=== Task statement ===
All of the lines below are to be transcribed faithfully, with pictures excluded from the copy.

Dataset listings of figures
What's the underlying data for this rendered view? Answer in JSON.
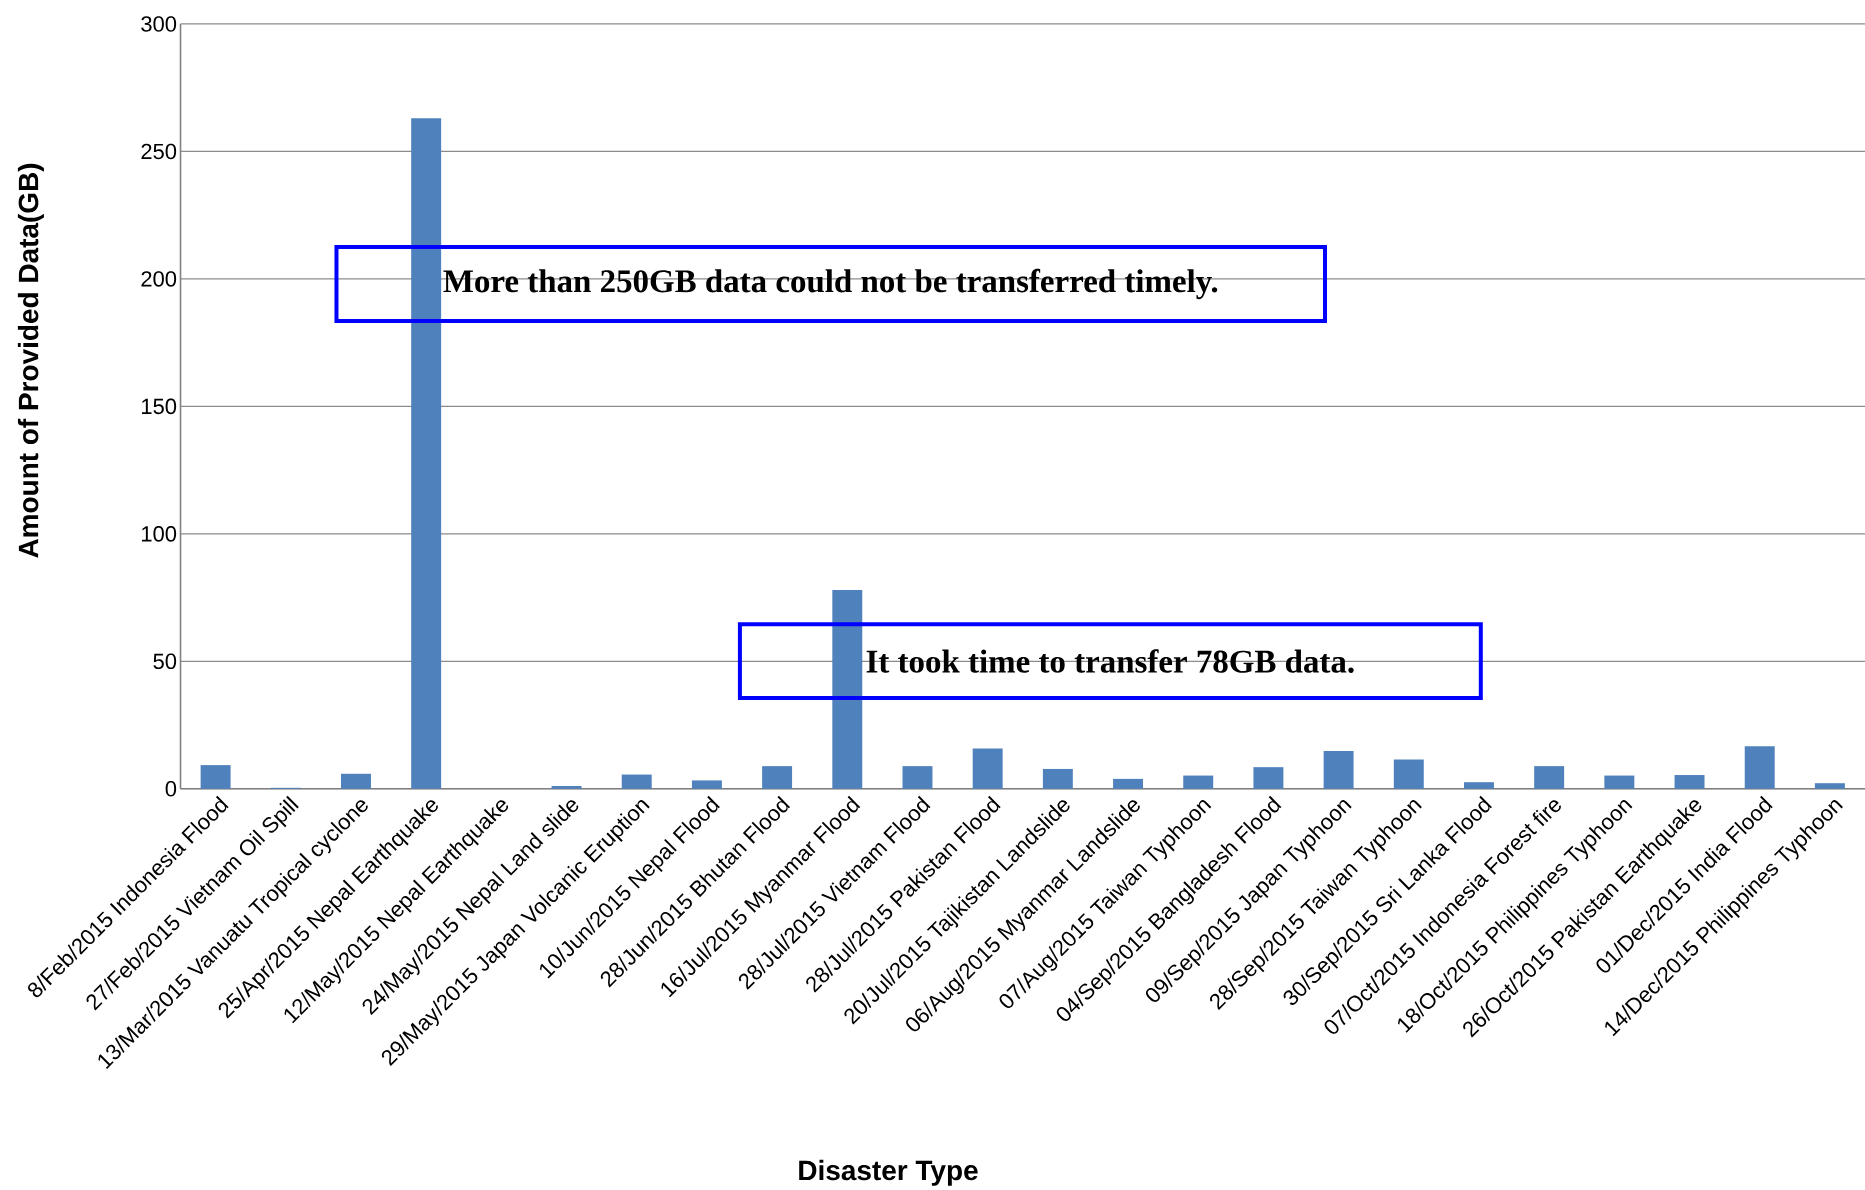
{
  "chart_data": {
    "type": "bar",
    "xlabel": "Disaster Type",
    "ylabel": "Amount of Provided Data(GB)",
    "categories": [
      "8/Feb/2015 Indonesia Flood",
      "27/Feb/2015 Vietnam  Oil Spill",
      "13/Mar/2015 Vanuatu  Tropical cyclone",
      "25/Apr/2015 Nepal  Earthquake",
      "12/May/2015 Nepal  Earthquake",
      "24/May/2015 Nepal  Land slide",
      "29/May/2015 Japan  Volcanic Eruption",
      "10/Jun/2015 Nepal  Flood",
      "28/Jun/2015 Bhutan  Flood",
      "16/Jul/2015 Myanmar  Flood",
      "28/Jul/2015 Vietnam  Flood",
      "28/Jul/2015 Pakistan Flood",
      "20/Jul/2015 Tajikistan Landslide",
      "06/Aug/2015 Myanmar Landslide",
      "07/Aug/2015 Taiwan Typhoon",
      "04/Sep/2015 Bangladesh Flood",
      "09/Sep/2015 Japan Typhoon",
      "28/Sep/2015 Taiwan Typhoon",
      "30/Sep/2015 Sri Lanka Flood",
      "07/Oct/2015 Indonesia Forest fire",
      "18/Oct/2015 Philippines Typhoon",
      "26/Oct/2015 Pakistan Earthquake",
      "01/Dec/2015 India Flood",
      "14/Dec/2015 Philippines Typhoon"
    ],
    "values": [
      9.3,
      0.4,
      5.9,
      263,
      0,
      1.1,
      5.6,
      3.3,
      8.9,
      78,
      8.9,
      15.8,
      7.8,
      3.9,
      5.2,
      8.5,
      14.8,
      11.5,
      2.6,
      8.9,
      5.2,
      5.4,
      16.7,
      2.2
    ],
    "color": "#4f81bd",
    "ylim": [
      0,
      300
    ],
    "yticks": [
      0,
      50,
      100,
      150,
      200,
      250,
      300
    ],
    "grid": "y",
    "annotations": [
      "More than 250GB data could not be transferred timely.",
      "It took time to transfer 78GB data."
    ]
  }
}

=== Full answer ===
What's the underlying data for this rendered view? Answer in JSON.
{
  "chart_data": {
    "type": "bar",
    "xlabel": "Disaster Type",
    "ylabel": "Amount of Provided Data(GB)",
    "categories": [
      "8/Feb/2015 Indonesia Flood",
      "27/Feb/2015 Vietnam  Oil Spill",
      "13/Mar/2015 Vanuatu  Tropical cyclone",
      "25/Apr/2015 Nepal  Earthquake",
      "12/May/2015 Nepal  Earthquake",
      "24/May/2015 Nepal  Land slide",
      "29/May/2015 Japan  Volcanic Eruption",
      "10/Jun/2015 Nepal  Flood",
      "28/Jun/2015 Bhutan  Flood",
      "16/Jul/2015 Myanmar  Flood",
      "28/Jul/2015 Vietnam  Flood",
      "28/Jul/2015 Pakistan Flood",
      "20/Jul/2015 Tajikistan Landslide",
      "06/Aug/2015 Myanmar Landslide",
      "07/Aug/2015 Taiwan Typhoon",
      "04/Sep/2015 Bangladesh Flood",
      "09/Sep/2015 Japan Typhoon",
      "28/Sep/2015 Taiwan Typhoon",
      "30/Sep/2015 Sri Lanka Flood",
      "07/Oct/2015 Indonesia Forest fire",
      "18/Oct/2015 Philippines Typhoon",
      "26/Oct/2015 Pakistan Earthquake",
      "01/Dec/2015 India Flood",
      "14/Dec/2015 Philippines Typhoon"
    ],
    "values": [
      9.3,
      0.4,
      5.9,
      263,
      0,
      1.1,
      5.6,
      3.3,
      8.9,
      78,
      8.9,
      15.8,
      7.8,
      3.9,
      5.2,
      8.5,
      14.8,
      11.5,
      2.6,
      8.9,
      5.2,
      5.4,
      16.7,
      2.2
    ],
    "color": "#4f81bd",
    "ylim": [
      0,
      300
    ],
    "yticks": [
      0,
      50,
      100,
      150,
      200,
      250,
      300
    ],
    "grid": "y",
    "annotations": [
      "More than 250GB data could not be transferred timely.",
      "It took time to transfer 78GB data."
    ]
  }
}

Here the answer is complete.